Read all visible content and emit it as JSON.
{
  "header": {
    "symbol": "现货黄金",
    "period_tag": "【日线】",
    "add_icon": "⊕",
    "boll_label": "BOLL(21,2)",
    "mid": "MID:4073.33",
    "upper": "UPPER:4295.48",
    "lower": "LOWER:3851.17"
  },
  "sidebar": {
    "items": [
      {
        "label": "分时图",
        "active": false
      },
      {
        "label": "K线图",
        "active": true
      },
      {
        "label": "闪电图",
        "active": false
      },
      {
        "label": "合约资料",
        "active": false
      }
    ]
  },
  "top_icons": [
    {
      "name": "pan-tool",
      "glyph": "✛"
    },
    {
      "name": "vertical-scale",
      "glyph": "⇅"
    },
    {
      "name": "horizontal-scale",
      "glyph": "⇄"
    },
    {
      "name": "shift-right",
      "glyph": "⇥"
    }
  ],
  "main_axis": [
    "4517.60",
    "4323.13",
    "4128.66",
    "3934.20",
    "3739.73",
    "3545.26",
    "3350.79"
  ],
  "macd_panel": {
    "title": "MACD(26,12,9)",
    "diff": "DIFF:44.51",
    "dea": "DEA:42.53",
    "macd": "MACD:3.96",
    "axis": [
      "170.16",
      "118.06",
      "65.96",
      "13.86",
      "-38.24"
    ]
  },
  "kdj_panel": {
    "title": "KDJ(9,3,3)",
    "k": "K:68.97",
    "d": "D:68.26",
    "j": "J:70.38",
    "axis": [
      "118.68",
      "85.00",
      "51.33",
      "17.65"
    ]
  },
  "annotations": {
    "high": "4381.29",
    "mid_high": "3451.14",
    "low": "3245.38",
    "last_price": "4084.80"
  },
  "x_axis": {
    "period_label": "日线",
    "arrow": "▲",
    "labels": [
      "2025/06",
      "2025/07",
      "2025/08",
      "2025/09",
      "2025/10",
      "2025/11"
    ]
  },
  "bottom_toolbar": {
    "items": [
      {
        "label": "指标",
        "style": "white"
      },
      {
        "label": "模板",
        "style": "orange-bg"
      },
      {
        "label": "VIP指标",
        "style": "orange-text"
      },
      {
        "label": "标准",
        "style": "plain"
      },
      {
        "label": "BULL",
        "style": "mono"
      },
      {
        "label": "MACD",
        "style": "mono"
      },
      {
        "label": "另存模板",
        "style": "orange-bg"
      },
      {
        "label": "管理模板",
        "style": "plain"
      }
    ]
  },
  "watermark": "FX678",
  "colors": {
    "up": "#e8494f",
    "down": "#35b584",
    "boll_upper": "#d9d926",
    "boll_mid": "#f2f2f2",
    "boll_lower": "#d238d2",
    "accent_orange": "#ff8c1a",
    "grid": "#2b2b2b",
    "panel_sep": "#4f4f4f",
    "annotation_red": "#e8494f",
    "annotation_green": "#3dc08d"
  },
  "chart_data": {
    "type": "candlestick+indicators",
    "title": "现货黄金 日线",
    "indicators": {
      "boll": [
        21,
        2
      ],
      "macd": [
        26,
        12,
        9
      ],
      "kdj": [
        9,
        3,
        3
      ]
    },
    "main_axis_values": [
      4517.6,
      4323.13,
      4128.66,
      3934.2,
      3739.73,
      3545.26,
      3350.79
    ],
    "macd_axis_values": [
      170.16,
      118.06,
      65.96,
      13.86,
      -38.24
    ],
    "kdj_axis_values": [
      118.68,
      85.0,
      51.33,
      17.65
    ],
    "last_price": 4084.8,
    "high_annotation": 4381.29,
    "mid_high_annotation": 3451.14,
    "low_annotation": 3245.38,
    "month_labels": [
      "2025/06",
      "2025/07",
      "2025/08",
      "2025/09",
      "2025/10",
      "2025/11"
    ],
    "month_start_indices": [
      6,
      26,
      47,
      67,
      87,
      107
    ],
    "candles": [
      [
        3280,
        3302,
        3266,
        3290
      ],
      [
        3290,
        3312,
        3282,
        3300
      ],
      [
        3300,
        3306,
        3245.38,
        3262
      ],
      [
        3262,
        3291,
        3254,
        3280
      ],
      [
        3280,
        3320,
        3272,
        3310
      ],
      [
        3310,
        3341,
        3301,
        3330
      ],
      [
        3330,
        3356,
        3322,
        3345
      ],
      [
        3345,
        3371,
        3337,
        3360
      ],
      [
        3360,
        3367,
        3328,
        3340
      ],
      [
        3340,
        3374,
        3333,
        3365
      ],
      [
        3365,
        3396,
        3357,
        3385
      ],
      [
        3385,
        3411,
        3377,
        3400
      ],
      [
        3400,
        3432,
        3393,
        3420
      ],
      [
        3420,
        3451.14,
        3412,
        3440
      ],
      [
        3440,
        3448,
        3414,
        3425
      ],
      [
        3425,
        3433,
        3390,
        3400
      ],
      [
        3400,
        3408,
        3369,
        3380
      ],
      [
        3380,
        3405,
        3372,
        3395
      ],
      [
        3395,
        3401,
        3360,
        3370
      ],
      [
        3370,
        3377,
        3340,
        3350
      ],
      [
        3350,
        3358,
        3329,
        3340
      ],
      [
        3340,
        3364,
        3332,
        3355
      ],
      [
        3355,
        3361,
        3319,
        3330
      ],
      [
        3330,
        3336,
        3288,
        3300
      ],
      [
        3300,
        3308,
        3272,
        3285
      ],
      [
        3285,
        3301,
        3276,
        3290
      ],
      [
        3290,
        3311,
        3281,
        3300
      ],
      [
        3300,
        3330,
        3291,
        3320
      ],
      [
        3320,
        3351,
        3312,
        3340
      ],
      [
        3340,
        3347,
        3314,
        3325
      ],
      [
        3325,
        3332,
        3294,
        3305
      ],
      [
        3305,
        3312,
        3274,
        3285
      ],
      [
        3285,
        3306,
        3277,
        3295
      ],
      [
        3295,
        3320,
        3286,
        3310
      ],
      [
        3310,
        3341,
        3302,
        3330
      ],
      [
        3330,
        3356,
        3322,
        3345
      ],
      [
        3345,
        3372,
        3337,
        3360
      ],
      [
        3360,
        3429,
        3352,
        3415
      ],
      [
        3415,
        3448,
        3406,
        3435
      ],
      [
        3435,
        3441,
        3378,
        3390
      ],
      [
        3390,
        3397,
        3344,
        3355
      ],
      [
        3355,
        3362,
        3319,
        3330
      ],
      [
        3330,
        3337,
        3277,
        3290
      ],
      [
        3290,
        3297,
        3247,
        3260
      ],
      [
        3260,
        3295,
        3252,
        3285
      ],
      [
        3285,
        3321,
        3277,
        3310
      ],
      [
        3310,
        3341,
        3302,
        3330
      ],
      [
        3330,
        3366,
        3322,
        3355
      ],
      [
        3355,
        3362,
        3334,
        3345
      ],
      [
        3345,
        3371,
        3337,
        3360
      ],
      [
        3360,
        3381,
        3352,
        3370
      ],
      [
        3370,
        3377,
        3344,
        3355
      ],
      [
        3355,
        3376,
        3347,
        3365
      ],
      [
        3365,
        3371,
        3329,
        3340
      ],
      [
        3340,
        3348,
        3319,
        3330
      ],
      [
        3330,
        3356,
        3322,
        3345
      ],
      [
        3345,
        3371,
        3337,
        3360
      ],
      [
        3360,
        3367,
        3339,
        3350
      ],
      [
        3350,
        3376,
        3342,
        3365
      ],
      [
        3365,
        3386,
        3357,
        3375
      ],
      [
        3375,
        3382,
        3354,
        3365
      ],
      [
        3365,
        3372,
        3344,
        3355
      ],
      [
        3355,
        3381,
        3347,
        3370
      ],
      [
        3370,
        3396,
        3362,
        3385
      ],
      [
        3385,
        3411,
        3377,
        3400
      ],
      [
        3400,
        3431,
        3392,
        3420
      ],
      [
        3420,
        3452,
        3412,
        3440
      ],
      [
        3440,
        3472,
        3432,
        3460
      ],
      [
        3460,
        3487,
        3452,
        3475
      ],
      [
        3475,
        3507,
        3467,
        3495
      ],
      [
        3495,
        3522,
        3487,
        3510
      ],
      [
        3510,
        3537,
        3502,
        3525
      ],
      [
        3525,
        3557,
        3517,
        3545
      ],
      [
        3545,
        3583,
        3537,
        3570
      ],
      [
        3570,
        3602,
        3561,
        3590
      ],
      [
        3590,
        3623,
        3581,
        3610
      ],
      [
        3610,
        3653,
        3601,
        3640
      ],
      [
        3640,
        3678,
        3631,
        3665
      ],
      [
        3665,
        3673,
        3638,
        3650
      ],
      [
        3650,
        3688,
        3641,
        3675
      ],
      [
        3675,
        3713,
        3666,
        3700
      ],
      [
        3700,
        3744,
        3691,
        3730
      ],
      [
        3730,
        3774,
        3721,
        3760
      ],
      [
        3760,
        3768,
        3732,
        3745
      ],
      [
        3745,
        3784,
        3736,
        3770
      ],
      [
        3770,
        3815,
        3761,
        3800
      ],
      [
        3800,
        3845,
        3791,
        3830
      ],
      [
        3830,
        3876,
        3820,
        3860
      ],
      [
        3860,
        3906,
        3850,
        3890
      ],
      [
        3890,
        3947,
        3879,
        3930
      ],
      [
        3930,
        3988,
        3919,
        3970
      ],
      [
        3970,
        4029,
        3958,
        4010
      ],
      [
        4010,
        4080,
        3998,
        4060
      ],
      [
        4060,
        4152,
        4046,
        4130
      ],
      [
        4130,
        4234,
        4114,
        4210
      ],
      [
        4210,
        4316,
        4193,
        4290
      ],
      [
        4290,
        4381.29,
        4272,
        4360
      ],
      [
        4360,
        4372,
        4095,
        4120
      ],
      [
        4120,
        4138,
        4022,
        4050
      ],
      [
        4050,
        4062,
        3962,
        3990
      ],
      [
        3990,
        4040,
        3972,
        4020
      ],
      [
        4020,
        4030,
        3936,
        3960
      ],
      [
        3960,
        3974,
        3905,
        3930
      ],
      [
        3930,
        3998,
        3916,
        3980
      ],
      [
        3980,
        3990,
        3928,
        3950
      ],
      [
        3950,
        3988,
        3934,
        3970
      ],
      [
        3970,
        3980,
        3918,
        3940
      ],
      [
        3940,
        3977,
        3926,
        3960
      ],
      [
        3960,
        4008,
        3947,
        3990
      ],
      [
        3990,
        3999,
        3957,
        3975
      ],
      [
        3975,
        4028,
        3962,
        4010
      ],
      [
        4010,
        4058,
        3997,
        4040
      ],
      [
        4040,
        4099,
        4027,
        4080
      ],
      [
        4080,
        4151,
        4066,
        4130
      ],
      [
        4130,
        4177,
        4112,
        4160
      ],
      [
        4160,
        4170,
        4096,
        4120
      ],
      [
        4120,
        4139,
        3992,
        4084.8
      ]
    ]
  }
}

=======

▸ **Task**
Sift through the entries and copy every line with "title".

▸ **Written solution**
    "title": "MACD(26,12,9)",
    "title": "KDJ(9,3,3)",
    "title": "现货黄金 日线",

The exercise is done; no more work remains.